— START ENTRIES PROVIDED —
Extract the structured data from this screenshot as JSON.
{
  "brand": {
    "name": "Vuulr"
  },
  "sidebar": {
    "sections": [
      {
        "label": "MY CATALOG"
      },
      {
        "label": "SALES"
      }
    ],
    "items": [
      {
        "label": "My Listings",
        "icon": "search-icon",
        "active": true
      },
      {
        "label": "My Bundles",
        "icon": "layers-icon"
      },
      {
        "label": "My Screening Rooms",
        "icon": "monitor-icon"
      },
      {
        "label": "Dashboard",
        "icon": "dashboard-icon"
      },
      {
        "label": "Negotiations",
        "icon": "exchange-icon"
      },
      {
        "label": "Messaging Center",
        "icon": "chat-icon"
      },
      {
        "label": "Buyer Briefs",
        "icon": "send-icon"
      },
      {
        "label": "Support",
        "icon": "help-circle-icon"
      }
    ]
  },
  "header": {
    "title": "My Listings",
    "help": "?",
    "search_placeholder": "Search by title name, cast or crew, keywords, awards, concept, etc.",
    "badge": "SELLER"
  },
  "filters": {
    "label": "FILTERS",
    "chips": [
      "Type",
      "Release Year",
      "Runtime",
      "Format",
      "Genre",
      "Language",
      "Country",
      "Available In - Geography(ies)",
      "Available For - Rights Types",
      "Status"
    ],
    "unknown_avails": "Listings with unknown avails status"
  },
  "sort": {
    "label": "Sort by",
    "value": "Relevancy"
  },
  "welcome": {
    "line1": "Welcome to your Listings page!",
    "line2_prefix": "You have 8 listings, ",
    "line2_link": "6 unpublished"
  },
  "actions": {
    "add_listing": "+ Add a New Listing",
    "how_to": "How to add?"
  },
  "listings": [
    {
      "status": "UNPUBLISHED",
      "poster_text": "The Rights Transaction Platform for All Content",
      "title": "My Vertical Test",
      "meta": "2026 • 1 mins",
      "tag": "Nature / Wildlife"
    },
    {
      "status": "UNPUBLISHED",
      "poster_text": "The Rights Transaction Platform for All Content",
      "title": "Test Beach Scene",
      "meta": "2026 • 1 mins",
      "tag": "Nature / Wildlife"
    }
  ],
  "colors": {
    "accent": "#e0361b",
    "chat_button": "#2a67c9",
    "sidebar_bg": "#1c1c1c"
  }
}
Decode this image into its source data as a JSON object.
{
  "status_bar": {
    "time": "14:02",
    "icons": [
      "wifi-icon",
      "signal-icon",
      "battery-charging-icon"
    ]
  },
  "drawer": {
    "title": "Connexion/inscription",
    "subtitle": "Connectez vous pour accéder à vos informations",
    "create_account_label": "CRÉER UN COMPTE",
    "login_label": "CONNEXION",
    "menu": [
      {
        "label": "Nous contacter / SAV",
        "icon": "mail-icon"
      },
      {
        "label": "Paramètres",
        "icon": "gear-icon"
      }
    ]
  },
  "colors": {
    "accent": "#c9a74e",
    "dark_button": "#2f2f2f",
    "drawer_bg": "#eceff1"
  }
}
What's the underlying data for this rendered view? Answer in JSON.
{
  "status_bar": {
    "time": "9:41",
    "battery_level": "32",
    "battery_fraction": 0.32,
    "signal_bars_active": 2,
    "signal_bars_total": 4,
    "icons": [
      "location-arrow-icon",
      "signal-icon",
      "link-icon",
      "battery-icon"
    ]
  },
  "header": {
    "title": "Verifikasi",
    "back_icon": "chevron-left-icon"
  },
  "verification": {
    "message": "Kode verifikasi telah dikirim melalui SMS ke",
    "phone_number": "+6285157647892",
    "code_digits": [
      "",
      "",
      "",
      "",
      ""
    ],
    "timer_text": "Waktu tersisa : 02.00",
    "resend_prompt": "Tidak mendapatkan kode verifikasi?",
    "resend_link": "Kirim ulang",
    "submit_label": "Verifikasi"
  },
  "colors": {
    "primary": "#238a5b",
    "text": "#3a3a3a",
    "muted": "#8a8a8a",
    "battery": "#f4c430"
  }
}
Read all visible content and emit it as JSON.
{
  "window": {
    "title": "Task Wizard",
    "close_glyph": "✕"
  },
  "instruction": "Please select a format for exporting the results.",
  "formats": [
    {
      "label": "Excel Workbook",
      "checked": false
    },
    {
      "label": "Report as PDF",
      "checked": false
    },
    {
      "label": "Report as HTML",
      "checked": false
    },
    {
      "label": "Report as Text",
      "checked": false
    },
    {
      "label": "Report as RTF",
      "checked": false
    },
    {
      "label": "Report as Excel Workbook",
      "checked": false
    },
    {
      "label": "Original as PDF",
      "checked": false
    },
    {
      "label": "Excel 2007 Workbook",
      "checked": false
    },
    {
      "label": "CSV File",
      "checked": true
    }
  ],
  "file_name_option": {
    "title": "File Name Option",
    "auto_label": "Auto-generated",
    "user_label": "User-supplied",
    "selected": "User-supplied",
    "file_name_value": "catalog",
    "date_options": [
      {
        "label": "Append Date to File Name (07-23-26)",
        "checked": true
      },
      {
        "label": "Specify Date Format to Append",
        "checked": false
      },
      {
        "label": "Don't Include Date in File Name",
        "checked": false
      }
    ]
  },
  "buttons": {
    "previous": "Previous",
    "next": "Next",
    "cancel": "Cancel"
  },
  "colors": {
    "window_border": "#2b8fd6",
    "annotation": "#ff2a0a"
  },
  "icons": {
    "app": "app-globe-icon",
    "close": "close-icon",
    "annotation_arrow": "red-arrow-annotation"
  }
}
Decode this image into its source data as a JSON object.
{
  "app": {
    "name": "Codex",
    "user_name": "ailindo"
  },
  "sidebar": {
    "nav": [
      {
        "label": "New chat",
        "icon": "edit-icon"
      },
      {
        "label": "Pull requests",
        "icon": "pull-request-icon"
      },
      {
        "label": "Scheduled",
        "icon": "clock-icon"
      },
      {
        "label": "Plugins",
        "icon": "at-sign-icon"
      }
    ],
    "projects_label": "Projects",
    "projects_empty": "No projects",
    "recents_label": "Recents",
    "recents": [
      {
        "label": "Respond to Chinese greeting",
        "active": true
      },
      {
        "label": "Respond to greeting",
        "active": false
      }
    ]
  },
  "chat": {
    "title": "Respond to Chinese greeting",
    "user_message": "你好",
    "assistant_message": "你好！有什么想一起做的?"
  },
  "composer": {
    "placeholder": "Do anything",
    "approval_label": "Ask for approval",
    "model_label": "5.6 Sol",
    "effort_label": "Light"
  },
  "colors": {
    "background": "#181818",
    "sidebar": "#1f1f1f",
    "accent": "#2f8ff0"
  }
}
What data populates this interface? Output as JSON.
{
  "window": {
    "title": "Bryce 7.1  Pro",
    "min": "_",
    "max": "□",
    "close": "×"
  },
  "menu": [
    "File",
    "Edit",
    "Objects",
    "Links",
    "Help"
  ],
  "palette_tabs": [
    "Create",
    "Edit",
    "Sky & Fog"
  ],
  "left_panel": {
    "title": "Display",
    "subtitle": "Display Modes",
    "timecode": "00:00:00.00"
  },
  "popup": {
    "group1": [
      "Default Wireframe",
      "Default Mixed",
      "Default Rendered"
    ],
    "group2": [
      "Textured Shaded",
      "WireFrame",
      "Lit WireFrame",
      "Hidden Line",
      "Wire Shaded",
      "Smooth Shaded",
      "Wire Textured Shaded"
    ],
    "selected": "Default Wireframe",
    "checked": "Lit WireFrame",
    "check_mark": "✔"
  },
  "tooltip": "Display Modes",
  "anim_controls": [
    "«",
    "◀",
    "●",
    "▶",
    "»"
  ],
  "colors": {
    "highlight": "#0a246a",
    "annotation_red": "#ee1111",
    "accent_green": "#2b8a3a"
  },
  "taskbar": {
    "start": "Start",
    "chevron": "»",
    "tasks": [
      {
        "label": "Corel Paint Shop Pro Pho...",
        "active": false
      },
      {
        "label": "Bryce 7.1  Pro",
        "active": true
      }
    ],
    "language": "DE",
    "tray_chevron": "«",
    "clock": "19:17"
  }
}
— END ENTRIES PROVIDED —
* [PROBLEM REQUIREMENTS] Which lines contain "supplied"? Copy each of them out.

* [TASK SOLUTION]
    "user_label": "User-supplied",
    "selected": "User-supplied",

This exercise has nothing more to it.